Data excerpts.
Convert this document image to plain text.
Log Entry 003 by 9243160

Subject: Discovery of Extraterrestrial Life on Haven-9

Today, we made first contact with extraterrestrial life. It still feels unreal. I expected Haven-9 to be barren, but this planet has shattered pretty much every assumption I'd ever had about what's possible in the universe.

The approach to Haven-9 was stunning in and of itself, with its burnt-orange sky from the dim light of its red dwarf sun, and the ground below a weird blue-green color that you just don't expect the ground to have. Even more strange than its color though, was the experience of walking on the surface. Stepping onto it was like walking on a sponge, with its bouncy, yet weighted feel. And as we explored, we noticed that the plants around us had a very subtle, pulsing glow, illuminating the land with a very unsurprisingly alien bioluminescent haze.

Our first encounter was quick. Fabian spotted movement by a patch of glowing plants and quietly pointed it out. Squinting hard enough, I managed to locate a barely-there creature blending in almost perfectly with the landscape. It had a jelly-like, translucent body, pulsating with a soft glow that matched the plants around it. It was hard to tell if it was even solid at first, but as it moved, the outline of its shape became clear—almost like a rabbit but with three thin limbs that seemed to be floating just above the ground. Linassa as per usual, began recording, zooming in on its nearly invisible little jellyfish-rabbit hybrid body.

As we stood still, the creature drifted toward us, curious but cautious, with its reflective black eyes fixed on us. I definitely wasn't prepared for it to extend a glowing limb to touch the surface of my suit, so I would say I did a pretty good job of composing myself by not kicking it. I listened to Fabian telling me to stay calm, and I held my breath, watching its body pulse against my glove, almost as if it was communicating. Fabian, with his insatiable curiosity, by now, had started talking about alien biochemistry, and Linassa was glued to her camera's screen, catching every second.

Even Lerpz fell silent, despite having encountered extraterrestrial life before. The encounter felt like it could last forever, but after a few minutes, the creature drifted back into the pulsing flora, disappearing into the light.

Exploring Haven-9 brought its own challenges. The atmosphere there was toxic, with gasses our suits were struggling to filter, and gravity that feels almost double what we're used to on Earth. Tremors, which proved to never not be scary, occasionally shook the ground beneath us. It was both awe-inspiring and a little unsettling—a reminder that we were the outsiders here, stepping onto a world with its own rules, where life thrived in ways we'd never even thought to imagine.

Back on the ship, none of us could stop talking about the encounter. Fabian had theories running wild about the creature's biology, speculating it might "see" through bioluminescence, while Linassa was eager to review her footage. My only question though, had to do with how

Problem. Extract every record and return it verbatim.

Answer.
Convert this document image to plain text.
Log Entry 003 by 9243160

Subject: Discovery of Extraterrestrial Life on Haven-9

Today, we made first contact with extraterrestrial life. It still feels unreal. I expected Haven-9 to be barren, but this planet has shattered pretty much every assumption I'd ever had about what's possible in the universe.

The approach to Haven-9 was stunning in and of itself, with its burnt-orange sky from the dim light of its red dwarf sun, and the ground below a weird blue-green color that you just don't expect the ground to have. Even more strange than its color though, was the experience of walking on the surface. Stepping onto it was like walking on a sponge, with its bouncy, yet weighted feel. And as we explored, we noticed that the plants around us had a very subtle, pulsing glow, illuminating the land with a very unsurprisingly alien bioluminescent haze.

Our first encounter was quick. Fabian spotted movement by a patch of glowing plants and quietly pointed it out. Squinting hard enough, I managed to locate a barely-there creature blending in almost perfectly with the landscape. It had a jelly-like, translucent body, pulsating with a soft glow that matched the plants around it. It was hard to tell if it was even solid at first, but as it moved, the outline of its shape became clear—almost like a rabbit but with three thin limbs that seemed to be floating just above the ground. Linassa as per usual, began recording, zooming in on its nearly invisible little jellyfish-rabbit hybrid body.

As we stood still, the creature drifted toward us, curious but cautious, with its reflective black eyes fixed on us. I definitely wasn't prepared for it to extend a glowing limb to touch the surface of my suit, so I would say I did a pretty good job of composing myself by not kicking it. I listened to Fabian telling me to stay calm, and I held my breath, watching its body pulse against my glove, almost as if it was communicating. Fabian, with his insatiable curiosity, by now, had started talking about alien biochemistry, and Linassa was glued to her camera's screen, catching every second.

Even Lerpz fell silent, despite having encountered extraterrestrial life before. The encounter felt like it could last forever, but after a few minutes, the creature drifted back into the pulsing flora, disappearing into the light.

Exploring Haven-9 brought its own challenges. The atmosphere there was toxic, with gasses our suits were struggling to filter, and gravity that feels almost double what we're used to on Earth. Tremors, which proved to never not be scary, occasionally shook the ground beneath us. It was both awe-inspiring and a little unsettling—a reminder that we were the outsiders here, stepping onto a world with its own rules, where life thrived in ways we'd never even thought to imagine.

Back on the ship, none of us could stop talking about the encounter. Fabian had theories running wild about the creature's biology, speculating it might "see" through bioluminescence, while Linassa was eager to review her footage. My only question though, had to do with how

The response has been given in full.